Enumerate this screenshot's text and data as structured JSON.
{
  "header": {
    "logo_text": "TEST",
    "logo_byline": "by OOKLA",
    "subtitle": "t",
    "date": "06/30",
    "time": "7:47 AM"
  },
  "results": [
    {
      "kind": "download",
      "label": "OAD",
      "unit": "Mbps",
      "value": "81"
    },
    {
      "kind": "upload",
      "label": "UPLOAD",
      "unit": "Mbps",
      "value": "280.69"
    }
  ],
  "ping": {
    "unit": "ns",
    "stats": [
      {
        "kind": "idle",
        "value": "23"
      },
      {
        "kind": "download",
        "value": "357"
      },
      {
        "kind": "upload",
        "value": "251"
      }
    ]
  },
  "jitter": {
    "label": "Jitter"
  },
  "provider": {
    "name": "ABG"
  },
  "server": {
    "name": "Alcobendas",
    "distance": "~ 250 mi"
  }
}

Exercise brief
Using the exact wording, write out all of the records.

Task output
Enumerate this screenshot's text and data as structured JSON.
{
  "header": {
    "logo_text": "TEST",
    "logo_byline": "by OOKLA",
    "subtitle": "t",
    "date": "06/30",
    "time": "7:47 AM"
  },
  "results": [
    {
      "kind": "download",
      "label": "OAD",
      "unit": "Mbps",
      "value": "81"
    },
    {
      "kind": "upload",
      "label": "UPLOAD",
      "unit": "Mbps",
      "value": "280.69"
    }
  ],
  "ping": {
    "unit": "ns",
    "stats": [
      {
        "kind": "idle",
        "value": "23"
      },
      {
        "kind": "download",
        "value": "357"
      },
      {
        "kind": "upload",
        "value": "251"
      }
    ]
  },
  "jitter": {
    "label": "Jitter"
  },
  "provider": {
    "name": "ABG"
  },
  "server": {
    "name": "Alcobendas",
    "distance": "~ 250 mi"
  }
}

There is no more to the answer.